[Exercise task] What follows is a listing; give it again exactly, in its entirety.

[Supplied material]

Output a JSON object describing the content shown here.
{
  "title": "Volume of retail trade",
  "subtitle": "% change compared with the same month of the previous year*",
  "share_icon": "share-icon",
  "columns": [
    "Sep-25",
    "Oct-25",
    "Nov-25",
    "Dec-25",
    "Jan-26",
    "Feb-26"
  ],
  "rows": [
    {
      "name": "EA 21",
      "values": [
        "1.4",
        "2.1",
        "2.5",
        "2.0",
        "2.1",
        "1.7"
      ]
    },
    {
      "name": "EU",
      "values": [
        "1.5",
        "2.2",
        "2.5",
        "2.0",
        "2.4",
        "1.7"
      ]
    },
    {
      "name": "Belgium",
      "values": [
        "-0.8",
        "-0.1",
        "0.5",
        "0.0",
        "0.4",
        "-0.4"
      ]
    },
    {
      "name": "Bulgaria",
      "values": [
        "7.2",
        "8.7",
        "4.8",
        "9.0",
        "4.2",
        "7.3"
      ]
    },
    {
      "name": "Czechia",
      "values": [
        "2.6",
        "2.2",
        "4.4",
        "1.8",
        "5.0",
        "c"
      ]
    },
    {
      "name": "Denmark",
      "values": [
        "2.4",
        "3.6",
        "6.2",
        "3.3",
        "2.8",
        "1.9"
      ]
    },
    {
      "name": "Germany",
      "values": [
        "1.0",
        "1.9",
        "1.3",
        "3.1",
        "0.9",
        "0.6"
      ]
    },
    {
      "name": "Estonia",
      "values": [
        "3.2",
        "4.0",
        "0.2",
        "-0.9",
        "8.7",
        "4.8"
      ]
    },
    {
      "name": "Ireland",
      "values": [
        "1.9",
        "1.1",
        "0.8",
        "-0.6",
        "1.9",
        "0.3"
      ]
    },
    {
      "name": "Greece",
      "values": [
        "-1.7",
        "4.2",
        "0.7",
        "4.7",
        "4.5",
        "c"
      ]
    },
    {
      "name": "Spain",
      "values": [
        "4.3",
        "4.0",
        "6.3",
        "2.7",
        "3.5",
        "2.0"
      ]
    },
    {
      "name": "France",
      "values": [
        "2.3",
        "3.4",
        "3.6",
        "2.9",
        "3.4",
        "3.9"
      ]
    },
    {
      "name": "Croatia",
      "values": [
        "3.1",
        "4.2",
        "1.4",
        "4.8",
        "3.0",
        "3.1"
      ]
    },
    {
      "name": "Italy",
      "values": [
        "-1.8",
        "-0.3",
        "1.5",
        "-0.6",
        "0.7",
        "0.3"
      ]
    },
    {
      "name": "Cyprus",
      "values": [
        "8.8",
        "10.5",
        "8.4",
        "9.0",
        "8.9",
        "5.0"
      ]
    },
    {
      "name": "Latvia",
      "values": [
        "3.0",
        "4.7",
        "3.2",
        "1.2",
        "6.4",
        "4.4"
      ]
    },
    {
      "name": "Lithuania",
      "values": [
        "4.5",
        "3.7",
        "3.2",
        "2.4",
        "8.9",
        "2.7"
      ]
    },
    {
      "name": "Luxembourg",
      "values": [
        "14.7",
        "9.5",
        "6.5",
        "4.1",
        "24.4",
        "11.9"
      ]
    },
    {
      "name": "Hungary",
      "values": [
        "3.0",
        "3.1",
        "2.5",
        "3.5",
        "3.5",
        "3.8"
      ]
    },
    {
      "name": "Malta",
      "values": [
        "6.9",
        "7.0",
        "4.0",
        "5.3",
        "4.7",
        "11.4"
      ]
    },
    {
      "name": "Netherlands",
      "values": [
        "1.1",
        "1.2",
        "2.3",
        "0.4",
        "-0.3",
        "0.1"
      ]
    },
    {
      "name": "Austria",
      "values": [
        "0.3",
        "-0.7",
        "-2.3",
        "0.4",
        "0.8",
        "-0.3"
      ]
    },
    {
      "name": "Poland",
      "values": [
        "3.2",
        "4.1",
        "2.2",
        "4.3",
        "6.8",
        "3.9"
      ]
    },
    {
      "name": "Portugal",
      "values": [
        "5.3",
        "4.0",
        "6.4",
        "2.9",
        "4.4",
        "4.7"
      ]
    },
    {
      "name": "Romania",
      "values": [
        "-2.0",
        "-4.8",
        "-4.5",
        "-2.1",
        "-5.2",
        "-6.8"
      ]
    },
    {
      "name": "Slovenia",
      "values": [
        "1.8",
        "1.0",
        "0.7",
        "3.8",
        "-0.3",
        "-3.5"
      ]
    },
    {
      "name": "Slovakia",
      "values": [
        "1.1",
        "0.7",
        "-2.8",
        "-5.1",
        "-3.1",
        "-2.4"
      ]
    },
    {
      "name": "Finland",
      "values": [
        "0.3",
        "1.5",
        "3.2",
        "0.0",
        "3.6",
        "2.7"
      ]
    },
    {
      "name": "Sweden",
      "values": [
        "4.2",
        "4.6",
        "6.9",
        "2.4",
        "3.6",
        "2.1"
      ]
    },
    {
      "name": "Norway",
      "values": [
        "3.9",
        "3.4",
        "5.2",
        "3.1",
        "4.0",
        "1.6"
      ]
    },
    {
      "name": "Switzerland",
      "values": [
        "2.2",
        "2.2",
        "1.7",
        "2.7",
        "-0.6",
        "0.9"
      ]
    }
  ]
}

[Response to the task]
Output a JSON object describing the content shown here.
{
  "title": "Volume of retail trade",
  "subtitle": "% change compared with the same month of the previous year*",
  "share_icon": "share-icon",
  "columns": [
    "Sep-25",
    "Oct-25",
    "Nov-25",
    "Dec-25",
    "Jan-26",
    "Feb-26"
  ],
  "rows": [
    {
      "name": "EA 21",
      "values": [
        "1.4",
        "2.1",
        "2.5",
        "2.0",
        "2.1",
        "1.7"
      ]
    },
    {
      "name": "EU",
      "values": [
        "1.5",
        "2.2",
        "2.5",
        "2.0",
        "2.4",
        "1.7"
      ]
    },
    {
      "name": "Belgium",
      "values": [
        "-0.8",
        "-0.1",
        "0.5",
        "0.0",
        "0.4",
        "-0.4"
      ]
    },
    {
      "name": "Bulgaria",
      "values": [
        "7.2",
        "8.7",
        "4.8",
        "9.0",
        "4.2",
        "7.3"
      ]
    },
    {
      "name": "Czechia",
      "values": [
        "2.6",
        "2.2",
        "4.4",
        "1.8",
        "5.0",
        "c"
      ]
    },
    {
      "name": "Denmark",
      "values": [
        "2.4",
        "3.6",
        "6.2",
        "3.3",
        "2.8",
        "1.9"
      ]
    },
    {
      "name": "Germany",
      "values": [
        "1.0",
        "1.9",
        "1.3",
        "3.1",
        "0.9",
        "0.6"
      ]
    },
    {
      "name": "Estonia",
      "values": [
        "3.2",
        "4.0",
        "0.2",
        "-0.9",
        "8.7",
        "4.8"
      ]
    },
    {
      "name": "Ireland",
      "values": [
        "1.9",
        "1.1",
        "0.8",
        "-0.6",
        "1.9",
        "0.3"
      ]
    },
    {
      "name": "Greece",
      "values": [
        "-1.7",
        "4.2",
        "0.7",
        "4.7",
        "4.5",
        "c"
      ]
    },
    {
      "name": "Spain",
      "values": [
        "4.3",
        "4.0",
        "6.3",
        "2.7",
        "3.5",
        "2.0"
      ]
    },
    {
      "name": "France",
      "values": [
        "2.3",
        "3.4",
        "3.6",
        "2.9",
        "3.4",
        "3.9"
      ]
    },
    {
      "name": "Croatia",
      "values": [
        "3.1",
        "4.2",
        "1.4",
        "4.8",
        "3.0",
        "3.1"
      ]
    },
    {
      "name": "Italy",
      "values": [
        "-1.8",
        "-0.3",
        "1.5",
        "-0.6",
        "0.7",
        "0.3"
      ]
    },
    {
      "name": "Cyprus",
      "values": [
        "8.8",
        "10.5",
        "8.4",
        "9.0",
        "8.9",
        "5.0"
      ]
    },
    {
      "name": "Latvia",
      "values": [
        "3.0",
        "4.7",
        "3.2",
        "1.2",
        "6.4",
        "4.4"
      ]
    },
    {
      "name": "Lithuania",
      "values": [
        "4.5",
        "3.7",
        "3.2",
        "2.4",
        "8.9",
        "2.7"
      ]
    },
    {
      "name": "Luxembourg",
      "values": [
        "14.7",
        "9.5",
        "6.5",
        "4.1",
        "24.4",
        "11.9"
      ]
    },
    {
      "name": "Hungary",
      "values": [
        "3.0",
        "3.1",
        "2.5",
        "3.5",
        "3.5",
        "3.8"
      ]
    },
    {
      "name": "Malta",
      "values": [
        "6.9",
        "7.0",
        "4.0",
        "5.3",
        "4.7",
        "11.4"
      ]
    },
    {
      "name": "Netherlands",
      "values": [
        "1.1",
        "1.2",
        "2.3",
        "0.4",
        "-0.3",
        "0.1"
      ]
    },
    {
      "name": "Austria",
      "values": [
        "0.3",
        "-0.7",
        "-2.3",
        "0.4",
        "0.8",
        "-0.3"
      ]
    },
    {
      "name": "Poland",
      "values": [
        "3.2",
        "4.1",
        "2.2",
        "4.3",
        "6.8",
        "3.9"
      ]
    },
    {
      "name": "Portugal",
      "values": [
        "5.3",
        "4.0",
        "6.4",
        "2.9",
        "4.4",
        "4.7"
      ]
    },
    {
      "name": "Romania",
      "values": [
        "-2.0",
        "-4.8",
        "-4.5",
        "-2.1",
        "-5.2",
        "-6.8"
      ]
    },
    {
      "name": "Slovenia",
      "values": [
        "1.8",
        "1.0",
        "0.7",
        "3.8",
        "-0.3",
        "-3.5"
      ]
    },
    {
      "name": "Slovakia",
      "values": [
        "1.1",
        "0.7",
        "-2.8",
        "-5.1",
        "-3.1",
        "-2.4"
      ]
    },
    {
      "name": "Finland",
      "values": [
        "0.3",
        "1.5",
        "3.2",
        "0.0",
        "3.6",
        "2.7"
      ]
    },
    {
      "name": "Sweden",
      "values": [
        "4.2",
        "4.6",
        "6.9",
        "2.4",
        "3.6",
        "2.1"
      ]
    },
    {
      "name": "Norway",
      "values": [
        "3.9",
        "3.4",
        "5.2",
        "3.1",
        "4.0",
        "1.6"
      ]
    },
    {
      "name": "Switzerland",
      "values": [
        "2.2",
        "2.2",
        "1.7",
        "2.7",
        "-0.6",
        "0.9"
      ]
    }
  ]
}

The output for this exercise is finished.